Aim of the exercise:
Filter the records below for the word "left". Copy each line that holds it.

- - -

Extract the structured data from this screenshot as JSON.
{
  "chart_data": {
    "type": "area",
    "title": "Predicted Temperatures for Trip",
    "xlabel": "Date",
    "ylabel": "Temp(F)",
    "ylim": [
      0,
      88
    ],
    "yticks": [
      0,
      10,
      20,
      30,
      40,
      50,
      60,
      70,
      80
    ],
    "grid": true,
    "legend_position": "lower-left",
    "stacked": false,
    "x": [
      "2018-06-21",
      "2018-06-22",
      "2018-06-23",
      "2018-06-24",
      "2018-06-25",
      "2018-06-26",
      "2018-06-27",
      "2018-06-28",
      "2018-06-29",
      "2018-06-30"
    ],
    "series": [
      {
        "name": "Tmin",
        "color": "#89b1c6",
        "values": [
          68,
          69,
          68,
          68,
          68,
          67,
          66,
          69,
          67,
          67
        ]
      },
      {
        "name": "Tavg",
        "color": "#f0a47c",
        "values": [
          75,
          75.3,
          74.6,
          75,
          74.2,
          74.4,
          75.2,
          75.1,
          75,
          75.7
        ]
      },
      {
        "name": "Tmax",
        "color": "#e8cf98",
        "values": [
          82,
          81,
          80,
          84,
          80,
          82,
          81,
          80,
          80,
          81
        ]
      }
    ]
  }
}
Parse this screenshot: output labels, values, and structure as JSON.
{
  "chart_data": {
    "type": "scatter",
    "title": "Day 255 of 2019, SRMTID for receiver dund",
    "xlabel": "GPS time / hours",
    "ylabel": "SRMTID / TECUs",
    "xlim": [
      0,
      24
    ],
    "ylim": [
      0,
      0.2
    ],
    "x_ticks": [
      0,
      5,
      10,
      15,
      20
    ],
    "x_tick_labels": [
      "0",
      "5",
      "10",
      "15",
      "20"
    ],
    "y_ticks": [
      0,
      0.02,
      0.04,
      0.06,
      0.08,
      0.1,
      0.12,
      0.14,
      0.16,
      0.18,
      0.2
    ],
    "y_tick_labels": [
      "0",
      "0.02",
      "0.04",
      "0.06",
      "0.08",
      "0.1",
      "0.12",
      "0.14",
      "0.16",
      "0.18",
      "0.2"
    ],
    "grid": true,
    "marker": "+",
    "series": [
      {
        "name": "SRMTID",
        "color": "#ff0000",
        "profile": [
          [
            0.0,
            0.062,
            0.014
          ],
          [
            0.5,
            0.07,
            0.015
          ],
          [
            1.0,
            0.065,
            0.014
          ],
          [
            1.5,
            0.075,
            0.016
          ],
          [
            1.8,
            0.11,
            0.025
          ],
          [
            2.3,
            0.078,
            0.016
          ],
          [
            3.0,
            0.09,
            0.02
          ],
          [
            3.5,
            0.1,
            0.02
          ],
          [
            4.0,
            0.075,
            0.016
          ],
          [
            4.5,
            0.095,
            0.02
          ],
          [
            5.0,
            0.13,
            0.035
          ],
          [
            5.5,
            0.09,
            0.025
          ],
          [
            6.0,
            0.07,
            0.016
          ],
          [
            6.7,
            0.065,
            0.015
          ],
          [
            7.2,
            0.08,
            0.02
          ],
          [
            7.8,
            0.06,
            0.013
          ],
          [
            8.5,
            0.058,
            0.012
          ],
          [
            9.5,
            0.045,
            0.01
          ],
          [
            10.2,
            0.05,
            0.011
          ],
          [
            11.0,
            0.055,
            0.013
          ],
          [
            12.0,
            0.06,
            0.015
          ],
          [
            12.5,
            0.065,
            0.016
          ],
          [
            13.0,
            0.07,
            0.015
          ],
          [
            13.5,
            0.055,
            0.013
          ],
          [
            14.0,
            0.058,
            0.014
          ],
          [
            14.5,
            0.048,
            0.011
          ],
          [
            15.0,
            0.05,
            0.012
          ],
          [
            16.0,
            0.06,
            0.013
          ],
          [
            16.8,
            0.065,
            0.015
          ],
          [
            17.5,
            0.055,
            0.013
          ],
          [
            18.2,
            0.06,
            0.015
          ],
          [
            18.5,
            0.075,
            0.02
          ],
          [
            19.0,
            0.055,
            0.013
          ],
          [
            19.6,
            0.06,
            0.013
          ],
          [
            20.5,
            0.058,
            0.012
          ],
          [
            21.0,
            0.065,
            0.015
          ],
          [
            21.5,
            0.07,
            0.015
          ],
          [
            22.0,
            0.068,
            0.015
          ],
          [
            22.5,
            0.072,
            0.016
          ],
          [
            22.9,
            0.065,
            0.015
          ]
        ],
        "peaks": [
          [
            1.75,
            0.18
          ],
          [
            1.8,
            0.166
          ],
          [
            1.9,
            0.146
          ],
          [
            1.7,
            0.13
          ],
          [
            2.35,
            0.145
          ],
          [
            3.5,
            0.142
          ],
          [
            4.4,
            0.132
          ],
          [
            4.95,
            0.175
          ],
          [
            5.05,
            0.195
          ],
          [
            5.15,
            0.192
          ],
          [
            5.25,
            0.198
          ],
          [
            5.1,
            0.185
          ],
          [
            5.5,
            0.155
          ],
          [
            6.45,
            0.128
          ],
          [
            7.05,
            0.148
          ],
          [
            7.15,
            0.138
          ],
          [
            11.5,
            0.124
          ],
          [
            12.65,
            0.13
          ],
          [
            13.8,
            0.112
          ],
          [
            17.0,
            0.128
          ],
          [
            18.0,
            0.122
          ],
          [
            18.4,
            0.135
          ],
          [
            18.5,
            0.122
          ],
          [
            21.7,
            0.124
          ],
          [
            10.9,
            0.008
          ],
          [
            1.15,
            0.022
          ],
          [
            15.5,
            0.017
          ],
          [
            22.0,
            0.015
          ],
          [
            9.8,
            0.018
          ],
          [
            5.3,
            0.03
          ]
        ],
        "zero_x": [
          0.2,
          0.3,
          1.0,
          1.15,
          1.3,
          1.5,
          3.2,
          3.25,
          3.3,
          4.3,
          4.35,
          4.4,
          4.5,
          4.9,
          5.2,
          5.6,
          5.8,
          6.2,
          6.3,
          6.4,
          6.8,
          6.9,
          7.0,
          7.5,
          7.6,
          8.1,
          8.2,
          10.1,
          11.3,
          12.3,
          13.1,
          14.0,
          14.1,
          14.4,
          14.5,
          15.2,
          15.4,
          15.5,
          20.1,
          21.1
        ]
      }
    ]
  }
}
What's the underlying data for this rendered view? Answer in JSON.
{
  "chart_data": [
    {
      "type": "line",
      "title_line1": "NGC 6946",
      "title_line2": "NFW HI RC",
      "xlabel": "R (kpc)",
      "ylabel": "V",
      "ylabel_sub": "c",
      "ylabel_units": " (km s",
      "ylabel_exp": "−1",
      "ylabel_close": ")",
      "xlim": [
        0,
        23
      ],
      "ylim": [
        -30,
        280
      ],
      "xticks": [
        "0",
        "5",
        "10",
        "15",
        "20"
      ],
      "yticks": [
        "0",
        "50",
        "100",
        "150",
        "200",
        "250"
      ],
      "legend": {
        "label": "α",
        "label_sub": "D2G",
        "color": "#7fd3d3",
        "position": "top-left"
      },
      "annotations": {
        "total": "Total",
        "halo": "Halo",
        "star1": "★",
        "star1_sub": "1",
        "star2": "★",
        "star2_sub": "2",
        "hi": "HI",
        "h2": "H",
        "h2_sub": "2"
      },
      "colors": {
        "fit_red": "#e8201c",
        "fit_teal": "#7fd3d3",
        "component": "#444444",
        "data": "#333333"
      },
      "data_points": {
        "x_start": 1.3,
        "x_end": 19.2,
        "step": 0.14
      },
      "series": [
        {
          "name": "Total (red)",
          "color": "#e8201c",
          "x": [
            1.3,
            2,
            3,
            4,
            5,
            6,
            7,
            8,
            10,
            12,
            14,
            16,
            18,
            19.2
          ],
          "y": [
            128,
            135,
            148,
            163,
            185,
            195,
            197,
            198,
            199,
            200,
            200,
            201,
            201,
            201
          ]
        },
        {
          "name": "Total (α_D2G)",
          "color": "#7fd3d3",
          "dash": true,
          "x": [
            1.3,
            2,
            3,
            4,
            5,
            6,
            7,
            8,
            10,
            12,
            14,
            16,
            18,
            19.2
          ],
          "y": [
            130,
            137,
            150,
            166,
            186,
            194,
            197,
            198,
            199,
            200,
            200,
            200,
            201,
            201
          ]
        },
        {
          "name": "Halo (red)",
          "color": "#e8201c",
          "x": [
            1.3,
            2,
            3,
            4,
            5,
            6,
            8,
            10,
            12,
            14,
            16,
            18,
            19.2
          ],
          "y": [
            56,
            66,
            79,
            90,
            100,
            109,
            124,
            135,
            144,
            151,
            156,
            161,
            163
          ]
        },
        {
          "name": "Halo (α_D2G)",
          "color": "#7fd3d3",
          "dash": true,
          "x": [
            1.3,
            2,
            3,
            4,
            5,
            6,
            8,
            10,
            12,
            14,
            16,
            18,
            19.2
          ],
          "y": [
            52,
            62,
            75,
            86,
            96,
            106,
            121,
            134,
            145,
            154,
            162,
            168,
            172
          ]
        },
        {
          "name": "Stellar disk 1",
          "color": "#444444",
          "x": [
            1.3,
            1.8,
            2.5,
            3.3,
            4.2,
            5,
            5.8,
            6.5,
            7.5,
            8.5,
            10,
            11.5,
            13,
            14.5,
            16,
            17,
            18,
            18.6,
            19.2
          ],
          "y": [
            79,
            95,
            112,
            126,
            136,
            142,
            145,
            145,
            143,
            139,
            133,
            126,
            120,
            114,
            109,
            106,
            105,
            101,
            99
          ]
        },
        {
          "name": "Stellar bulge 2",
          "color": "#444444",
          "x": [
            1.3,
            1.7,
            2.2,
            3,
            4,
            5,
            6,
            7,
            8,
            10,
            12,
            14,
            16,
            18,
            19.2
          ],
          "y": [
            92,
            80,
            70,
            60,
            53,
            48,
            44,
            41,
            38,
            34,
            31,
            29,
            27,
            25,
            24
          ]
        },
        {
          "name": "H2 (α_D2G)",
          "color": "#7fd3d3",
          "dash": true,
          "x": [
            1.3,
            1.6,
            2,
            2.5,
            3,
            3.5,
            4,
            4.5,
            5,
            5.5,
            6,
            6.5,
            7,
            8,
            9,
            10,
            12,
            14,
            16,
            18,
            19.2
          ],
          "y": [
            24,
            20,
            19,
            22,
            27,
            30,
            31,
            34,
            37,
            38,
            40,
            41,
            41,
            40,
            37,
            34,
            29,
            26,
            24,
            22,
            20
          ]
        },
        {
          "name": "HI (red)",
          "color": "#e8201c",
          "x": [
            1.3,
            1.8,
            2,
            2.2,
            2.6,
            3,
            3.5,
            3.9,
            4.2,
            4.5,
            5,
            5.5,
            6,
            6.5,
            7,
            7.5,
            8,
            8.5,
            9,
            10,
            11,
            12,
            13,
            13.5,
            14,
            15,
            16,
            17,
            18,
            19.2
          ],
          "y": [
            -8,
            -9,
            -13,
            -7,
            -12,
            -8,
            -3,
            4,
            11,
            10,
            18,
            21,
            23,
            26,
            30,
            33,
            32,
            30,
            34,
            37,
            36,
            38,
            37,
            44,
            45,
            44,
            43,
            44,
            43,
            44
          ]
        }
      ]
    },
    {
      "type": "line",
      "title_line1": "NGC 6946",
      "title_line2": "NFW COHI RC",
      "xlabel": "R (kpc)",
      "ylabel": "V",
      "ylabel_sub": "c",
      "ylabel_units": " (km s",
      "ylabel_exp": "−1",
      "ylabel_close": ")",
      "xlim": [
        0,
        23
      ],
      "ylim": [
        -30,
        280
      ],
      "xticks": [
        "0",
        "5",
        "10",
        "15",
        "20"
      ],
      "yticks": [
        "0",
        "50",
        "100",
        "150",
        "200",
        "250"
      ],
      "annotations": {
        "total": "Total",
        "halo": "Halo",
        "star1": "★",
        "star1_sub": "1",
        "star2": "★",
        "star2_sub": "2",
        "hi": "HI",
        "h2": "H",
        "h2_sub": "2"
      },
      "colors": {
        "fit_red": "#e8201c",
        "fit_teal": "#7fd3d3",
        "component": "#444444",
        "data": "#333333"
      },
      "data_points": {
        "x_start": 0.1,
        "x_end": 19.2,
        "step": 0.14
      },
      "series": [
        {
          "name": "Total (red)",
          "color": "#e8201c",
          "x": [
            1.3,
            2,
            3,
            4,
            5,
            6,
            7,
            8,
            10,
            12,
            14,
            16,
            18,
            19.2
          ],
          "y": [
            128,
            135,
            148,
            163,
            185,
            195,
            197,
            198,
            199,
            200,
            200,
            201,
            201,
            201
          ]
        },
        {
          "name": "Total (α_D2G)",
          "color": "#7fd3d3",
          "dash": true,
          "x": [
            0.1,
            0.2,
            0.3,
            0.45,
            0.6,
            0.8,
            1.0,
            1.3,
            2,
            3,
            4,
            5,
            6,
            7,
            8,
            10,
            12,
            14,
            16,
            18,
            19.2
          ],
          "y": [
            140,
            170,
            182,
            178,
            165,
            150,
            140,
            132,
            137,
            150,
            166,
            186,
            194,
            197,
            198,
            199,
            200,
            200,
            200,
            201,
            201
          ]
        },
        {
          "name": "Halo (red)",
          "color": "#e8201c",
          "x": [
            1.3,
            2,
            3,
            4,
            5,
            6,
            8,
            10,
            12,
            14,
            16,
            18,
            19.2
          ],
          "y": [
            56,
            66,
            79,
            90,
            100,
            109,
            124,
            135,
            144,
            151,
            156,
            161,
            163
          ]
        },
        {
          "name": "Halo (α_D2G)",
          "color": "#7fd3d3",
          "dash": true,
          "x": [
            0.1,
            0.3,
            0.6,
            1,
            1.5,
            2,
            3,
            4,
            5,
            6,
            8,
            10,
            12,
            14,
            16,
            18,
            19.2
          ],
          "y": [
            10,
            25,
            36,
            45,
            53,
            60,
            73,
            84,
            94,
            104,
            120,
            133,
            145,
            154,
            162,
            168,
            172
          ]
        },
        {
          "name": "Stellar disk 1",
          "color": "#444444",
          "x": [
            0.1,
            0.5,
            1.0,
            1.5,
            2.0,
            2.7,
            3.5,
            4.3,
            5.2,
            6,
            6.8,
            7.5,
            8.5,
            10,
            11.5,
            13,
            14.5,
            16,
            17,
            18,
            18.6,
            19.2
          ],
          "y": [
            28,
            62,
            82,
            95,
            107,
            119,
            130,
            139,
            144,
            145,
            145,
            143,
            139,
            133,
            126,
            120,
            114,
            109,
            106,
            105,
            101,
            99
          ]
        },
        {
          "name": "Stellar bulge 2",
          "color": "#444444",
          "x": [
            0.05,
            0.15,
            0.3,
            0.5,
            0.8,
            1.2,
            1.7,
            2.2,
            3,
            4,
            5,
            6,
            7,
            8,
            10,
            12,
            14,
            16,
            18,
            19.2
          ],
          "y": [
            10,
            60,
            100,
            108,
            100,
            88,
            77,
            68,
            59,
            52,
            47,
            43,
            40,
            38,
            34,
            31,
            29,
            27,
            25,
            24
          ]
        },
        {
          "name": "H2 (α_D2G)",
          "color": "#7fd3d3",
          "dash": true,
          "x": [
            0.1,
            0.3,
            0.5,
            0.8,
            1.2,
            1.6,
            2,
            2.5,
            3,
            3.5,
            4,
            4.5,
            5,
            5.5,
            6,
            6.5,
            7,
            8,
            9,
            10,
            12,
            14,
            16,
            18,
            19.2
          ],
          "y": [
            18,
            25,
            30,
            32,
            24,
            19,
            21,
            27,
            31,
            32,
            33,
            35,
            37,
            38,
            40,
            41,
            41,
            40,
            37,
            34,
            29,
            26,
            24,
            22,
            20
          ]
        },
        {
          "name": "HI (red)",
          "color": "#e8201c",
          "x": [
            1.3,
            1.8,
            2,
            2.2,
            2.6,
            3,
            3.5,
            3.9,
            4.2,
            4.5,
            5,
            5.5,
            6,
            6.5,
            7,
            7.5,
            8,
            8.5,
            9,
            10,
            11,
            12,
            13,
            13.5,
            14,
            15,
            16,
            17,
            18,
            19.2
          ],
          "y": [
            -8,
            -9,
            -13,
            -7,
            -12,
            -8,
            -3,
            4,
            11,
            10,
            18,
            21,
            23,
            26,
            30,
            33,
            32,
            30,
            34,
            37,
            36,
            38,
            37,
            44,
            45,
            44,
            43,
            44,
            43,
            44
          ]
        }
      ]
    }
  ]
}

- - -

Written response:
    "legend_position": "lower-left",
        "position": "top-left"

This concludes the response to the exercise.